- [Set exercise]: Take the records underneath and set them down exactly.

Saved entries:
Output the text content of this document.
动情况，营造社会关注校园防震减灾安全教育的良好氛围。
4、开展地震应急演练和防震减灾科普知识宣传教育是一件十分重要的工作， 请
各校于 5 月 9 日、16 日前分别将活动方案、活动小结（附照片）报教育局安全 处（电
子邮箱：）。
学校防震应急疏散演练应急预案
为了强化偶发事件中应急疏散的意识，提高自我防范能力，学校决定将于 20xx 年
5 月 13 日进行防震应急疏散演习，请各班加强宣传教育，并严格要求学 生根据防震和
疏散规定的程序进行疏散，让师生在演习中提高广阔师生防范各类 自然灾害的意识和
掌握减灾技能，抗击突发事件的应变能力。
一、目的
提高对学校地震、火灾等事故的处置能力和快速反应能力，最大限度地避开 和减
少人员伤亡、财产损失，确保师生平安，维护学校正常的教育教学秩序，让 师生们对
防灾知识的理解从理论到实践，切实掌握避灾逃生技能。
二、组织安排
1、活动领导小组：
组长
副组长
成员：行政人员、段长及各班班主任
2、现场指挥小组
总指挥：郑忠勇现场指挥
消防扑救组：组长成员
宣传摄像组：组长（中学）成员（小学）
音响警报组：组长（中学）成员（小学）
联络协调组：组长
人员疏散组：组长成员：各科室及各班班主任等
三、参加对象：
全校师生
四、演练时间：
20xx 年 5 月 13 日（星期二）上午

- [Answer to the exercise]:
Output the text content of this document.
动情况，营造社会关注校园防震减灾安全教育的良好氛围。
4、开展地震应急演练和防震减灾科普知识宣传教育是一件十分重要的工作， 请
各校于 5 月 9 日、16 日前分别将活动方案、活动小结（附照片）报教育局安全 处（电
子邮箱：）。
学校防震应急疏散演练应急预案
为了强化偶发事件中应急疏散的意识，提高自我防范能力，学校决定将于 20xx 年
5 月 13 日进行防震应急疏散演习，请各班加强宣传教育，并严格要求学 生根据防震和
疏散规定的程序进行疏散，让师生在演习中提高广阔师生防范各类 自然灾害的意识和
掌握减灾技能，抗击突发事件的应变能力。
一、目的
提高对学校地震、火灾等事故的处置能力和快速反应能力，最大限度地避开 和减
少人员伤亡、财产损失，确保师生平安，维护学校正常的教育教学秩序，让 师生们对
防灾知识的理解从理论到实践，切实掌握避灾逃生技能。
二、组织安排
1、活动领导小组：
组长
副组长
成员：行政人员、段长及各班班主任
2、现场指挥小组
总指挥：郑忠勇现场指挥
消防扑救组：组长成员
宣传摄像组：组长（中学）成员（小学）
音响警报组：组长（中学）成员（小学）
联络协调组：组长
人员疏散组：组长成员：各科室及各班班主任等
三、参加对象：
全校师生
四、演练时间：
20xx 年 5 月 13 日（星期二）上午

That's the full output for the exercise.